=== Exercise objective ===
Print all of the entries exactly, minus the pictures.

=== Data ===
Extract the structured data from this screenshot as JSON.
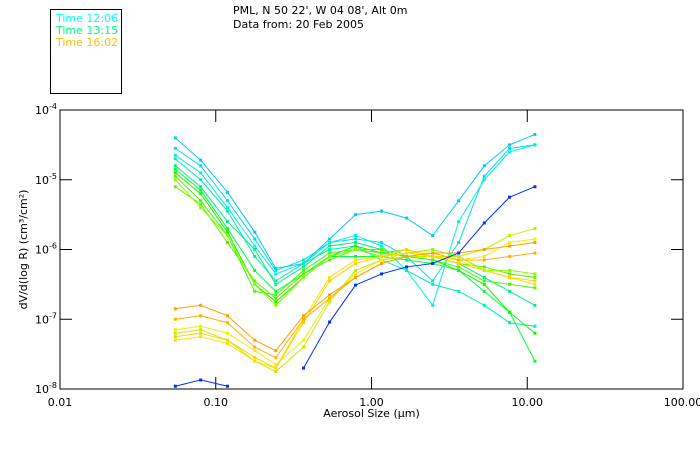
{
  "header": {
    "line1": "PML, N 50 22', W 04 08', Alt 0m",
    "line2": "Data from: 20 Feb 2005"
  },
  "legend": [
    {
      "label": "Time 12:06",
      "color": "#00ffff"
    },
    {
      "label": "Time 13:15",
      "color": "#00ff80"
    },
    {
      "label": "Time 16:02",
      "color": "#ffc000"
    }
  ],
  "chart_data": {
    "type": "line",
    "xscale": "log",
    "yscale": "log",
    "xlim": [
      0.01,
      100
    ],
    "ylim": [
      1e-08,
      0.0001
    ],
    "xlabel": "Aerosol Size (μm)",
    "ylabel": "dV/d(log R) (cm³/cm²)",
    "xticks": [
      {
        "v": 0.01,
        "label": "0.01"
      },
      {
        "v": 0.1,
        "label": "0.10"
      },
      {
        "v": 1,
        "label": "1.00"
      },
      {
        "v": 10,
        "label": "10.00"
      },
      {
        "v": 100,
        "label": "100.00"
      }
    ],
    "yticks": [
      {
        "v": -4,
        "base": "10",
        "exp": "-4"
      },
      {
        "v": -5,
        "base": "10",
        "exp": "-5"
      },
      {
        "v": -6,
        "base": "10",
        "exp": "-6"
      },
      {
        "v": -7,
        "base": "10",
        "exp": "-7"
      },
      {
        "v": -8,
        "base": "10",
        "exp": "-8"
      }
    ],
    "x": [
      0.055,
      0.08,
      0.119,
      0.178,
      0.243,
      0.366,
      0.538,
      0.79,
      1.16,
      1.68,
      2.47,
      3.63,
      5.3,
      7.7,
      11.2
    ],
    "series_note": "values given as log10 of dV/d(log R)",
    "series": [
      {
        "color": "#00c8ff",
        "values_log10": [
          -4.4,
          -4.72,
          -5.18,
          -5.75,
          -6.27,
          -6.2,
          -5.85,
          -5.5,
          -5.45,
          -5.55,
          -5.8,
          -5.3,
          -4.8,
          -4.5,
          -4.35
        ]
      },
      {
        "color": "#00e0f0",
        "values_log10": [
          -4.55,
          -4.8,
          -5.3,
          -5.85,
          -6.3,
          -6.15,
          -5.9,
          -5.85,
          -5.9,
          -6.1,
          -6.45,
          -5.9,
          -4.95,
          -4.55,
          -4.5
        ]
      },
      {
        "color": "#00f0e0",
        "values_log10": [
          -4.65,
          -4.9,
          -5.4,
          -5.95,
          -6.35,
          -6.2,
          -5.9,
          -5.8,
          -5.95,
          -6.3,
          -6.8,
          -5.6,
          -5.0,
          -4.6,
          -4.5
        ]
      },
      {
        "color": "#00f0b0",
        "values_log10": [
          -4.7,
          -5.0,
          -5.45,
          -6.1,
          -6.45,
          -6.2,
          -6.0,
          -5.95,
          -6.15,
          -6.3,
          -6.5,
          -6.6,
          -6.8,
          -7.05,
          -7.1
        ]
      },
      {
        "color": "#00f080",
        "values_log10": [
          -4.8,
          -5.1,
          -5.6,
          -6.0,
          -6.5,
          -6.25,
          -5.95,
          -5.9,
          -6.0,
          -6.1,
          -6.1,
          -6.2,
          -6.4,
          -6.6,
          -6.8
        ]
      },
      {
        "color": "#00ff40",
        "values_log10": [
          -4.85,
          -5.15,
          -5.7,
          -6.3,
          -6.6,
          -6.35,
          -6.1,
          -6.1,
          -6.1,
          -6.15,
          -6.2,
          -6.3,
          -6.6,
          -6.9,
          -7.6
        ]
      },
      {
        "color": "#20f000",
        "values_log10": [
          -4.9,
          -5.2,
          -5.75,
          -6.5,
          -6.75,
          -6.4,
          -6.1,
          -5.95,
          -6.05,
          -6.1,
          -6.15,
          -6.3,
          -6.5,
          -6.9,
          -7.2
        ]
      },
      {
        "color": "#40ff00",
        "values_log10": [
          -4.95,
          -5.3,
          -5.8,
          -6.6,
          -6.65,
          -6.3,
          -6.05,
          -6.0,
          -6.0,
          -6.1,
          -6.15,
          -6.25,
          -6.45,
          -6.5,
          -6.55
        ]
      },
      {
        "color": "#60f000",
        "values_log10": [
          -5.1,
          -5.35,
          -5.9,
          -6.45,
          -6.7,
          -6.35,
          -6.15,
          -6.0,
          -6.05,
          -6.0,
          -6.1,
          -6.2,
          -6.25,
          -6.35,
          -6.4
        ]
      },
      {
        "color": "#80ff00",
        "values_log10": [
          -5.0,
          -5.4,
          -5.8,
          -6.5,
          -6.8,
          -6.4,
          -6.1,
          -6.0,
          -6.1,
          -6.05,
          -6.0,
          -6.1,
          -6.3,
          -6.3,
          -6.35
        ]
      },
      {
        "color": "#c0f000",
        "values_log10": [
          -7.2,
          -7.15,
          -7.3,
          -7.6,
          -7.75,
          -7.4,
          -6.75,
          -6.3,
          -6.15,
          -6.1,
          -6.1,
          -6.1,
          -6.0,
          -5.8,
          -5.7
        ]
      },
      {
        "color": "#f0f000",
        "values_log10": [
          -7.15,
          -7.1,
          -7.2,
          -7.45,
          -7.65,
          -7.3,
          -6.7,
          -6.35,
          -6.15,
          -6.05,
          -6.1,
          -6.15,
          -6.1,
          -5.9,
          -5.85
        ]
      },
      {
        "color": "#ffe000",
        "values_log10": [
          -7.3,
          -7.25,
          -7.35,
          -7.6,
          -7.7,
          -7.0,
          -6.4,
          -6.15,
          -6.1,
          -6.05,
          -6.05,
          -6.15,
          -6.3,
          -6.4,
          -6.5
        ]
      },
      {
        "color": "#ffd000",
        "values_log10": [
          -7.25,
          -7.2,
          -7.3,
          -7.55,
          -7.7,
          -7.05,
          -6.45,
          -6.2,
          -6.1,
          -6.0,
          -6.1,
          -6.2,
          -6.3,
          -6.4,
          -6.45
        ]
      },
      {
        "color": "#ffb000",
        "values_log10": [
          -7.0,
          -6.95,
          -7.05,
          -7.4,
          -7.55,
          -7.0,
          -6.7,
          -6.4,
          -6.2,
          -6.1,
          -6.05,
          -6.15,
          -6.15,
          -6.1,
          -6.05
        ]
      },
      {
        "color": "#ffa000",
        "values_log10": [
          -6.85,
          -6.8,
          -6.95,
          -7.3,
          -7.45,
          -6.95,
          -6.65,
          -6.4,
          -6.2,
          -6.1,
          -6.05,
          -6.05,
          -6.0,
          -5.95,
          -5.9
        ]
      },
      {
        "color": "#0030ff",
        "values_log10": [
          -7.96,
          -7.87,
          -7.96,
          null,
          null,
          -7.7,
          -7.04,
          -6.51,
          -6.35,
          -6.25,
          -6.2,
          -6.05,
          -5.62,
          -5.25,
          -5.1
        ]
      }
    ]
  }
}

=== Correct response ===
Extract the structured data from this screenshot as JSON.
{
  "header": {
    "line1": "PML, N 50 22', W 04 08', Alt 0m",
    "line2": "Data from: 20 Feb 2005"
  },
  "legend": [
    {
      "label": "Time 12:06",
      "color": "#00ffff"
    },
    {
      "label": "Time 13:15",
      "color": "#00ff80"
    },
    {
      "label": "Time 16:02",
      "color": "#ffc000"
    }
  ],
  "chart_data": {
    "type": "line",
    "xscale": "log",
    "yscale": "log",
    "xlim": [
      0.01,
      100
    ],
    "ylim": [
      1e-08,
      0.0001
    ],
    "xlabel": "Aerosol Size (μm)",
    "ylabel": "dV/d(log R) (cm³/cm²)",
    "xticks": [
      {
        "v": 0.01,
        "label": "0.01"
      },
      {
        "v": 0.1,
        "label": "0.10"
      },
      {
        "v": 1,
        "label": "1.00"
      },
      {
        "v": 10,
        "label": "10.00"
      },
      {
        "v": 100,
        "label": "100.00"
      }
    ],
    "yticks": [
      {
        "v": -4,
        "base": "10",
        "exp": "-4"
      },
      {
        "v": -5,
        "base": "10",
        "exp": "-5"
      },
      {
        "v": -6,
        "base": "10",
        "exp": "-6"
      },
      {
        "v": -7,
        "base": "10",
        "exp": "-7"
      },
      {
        "v": -8,
        "base": "10",
        "exp": "-8"
      }
    ],
    "x": [
      0.055,
      0.08,
      0.119,
      0.178,
      0.243,
      0.366,
      0.538,
      0.79,
      1.16,
      1.68,
      2.47,
      3.63,
      5.3,
      7.7,
      11.2
    ],
    "series_note": "values given as log10 of dV/d(log R)",
    "series": [
      {
        "color": "#00c8ff",
        "values_log10": [
          -4.4,
          -4.72,
          -5.18,
          -5.75,
          -6.27,
          -6.2,
          -5.85,
          -5.5,
          -5.45,
          -5.55,
          -5.8,
          -5.3,
          -4.8,
          -4.5,
          -4.35
        ]
      },
      {
        "color": "#00e0f0",
        "values_log10": [
          -4.55,
          -4.8,
          -5.3,
          -5.85,
          -6.3,
          -6.15,
          -5.9,
          -5.85,
          -5.9,
          -6.1,
          -6.45,
          -5.9,
          -4.95,
          -4.55,
          -4.5
        ]
      },
      {
        "color": "#00f0e0",
        "values_log10": [
          -4.65,
          -4.9,
          -5.4,
          -5.95,
          -6.35,
          -6.2,
          -5.9,
          -5.8,
          -5.95,
          -6.3,
          -6.8,
          -5.6,
          -5.0,
          -4.6,
          -4.5
        ]
      },
      {
        "color": "#00f0b0",
        "values_log10": [
          -4.7,
          -5.0,
          -5.45,
          -6.1,
          -6.45,
          -6.2,
          -6.0,
          -5.95,
          -6.15,
          -6.3,
          -6.5,
          -6.6,
          -6.8,
          -7.05,
          -7.1
        ]
      },
      {
        "color": "#00f080",
        "values_log10": [
          -4.8,
          -5.1,
          -5.6,
          -6.0,
          -6.5,
          -6.25,
          -5.95,
          -5.9,
          -6.0,
          -6.1,
          -6.1,
          -6.2,
          -6.4,
          -6.6,
          -6.8
        ]
      },
      {
        "color": "#00ff40",
        "values_log10": [
          -4.85,
          -5.15,
          -5.7,
          -6.3,
          -6.6,
          -6.35,
          -6.1,
          -6.1,
          -6.1,
          -6.15,
          -6.2,
          -6.3,
          -6.6,
          -6.9,
          -7.6
        ]
      },
      {
        "color": "#20f000",
        "values_log10": [
          -4.9,
          -5.2,
          -5.75,
          -6.5,
          -6.75,
          -6.4,
          -6.1,
          -5.95,
          -6.05,
          -6.1,
          -6.15,
          -6.3,
          -6.5,
          -6.9,
          -7.2
        ]
      },
      {
        "color": "#40ff00",
        "values_log10": [
          -4.95,
          -5.3,
          -5.8,
          -6.6,
          -6.65,
          -6.3,
          -6.05,
          -6.0,
          -6.0,
          -6.1,
          -6.15,
          -6.25,
          -6.45,
          -6.5,
          -6.55
        ]
      },
      {
        "color": "#60f000",
        "values_log10": [
          -5.1,
          -5.35,
          -5.9,
          -6.45,
          -6.7,
          -6.35,
          -6.15,
          -6.0,
          -6.05,
          -6.0,
          -6.1,
          -6.2,
          -6.25,
          -6.35,
          -6.4
        ]
      },
      {
        "color": "#80ff00",
        "values_log10": [
          -5.0,
          -5.4,
          -5.8,
          -6.5,
          -6.8,
          -6.4,
          -6.1,
          -6.0,
          -6.1,
          -6.05,
          -6.0,
          -6.1,
          -6.3,
          -6.3,
          -6.35
        ]
      },
      {
        "color": "#c0f000",
        "values_log10": [
          -7.2,
          -7.15,
          -7.3,
          -7.6,
          -7.75,
          -7.4,
          -6.75,
          -6.3,
          -6.15,
          -6.1,
          -6.1,
          -6.1,
          -6.0,
          -5.8,
          -5.7
        ]
      },
      {
        "color": "#f0f000",
        "values_log10": [
          -7.15,
          -7.1,
          -7.2,
          -7.45,
          -7.65,
          -7.3,
          -6.7,
          -6.35,
          -6.15,
          -6.05,
          -6.1,
          -6.15,
          -6.1,
          -5.9,
          -5.85
        ]
      },
      {
        "color": "#ffe000",
        "values_log10": [
          -7.3,
          -7.25,
          -7.35,
          -7.6,
          -7.7,
          -7.0,
          -6.4,
          -6.15,
          -6.1,
          -6.05,
          -6.05,
          -6.15,
          -6.3,
          -6.4,
          -6.5
        ]
      },
      {
        "color": "#ffd000",
        "values_log10": [
          -7.25,
          -7.2,
          -7.3,
          -7.55,
          -7.7,
          -7.05,
          -6.45,
          -6.2,
          -6.1,
          -6.0,
          -6.1,
          -6.2,
          -6.3,
          -6.4,
          -6.45
        ]
      },
      {
        "color": "#ffb000",
        "values_log10": [
          -7.0,
          -6.95,
          -7.05,
          -7.4,
          -7.55,
          -7.0,
          -6.7,
          -6.4,
          -6.2,
          -6.1,
          -6.05,
          -6.15,
          -6.15,
          -6.1,
          -6.05
        ]
      },
      {
        "color": "#ffa000",
        "values_log10": [
          -6.85,
          -6.8,
          -6.95,
          -7.3,
          -7.45,
          -6.95,
          -6.65,
          -6.4,
          -6.2,
          -6.1,
          -6.05,
          -6.05,
          -6.0,
          -5.95,
          -5.9
        ]
      },
      {
        "color": "#0030ff",
        "values_log10": [
          -7.96,
          -7.87,
          -7.96,
          null,
          null,
          -7.7,
          -7.04,
          -6.51,
          -6.35,
          -6.25,
          -6.2,
          -6.05,
          -5.62,
          -5.25,
          -5.1
        ]
      }
    ]
  }
}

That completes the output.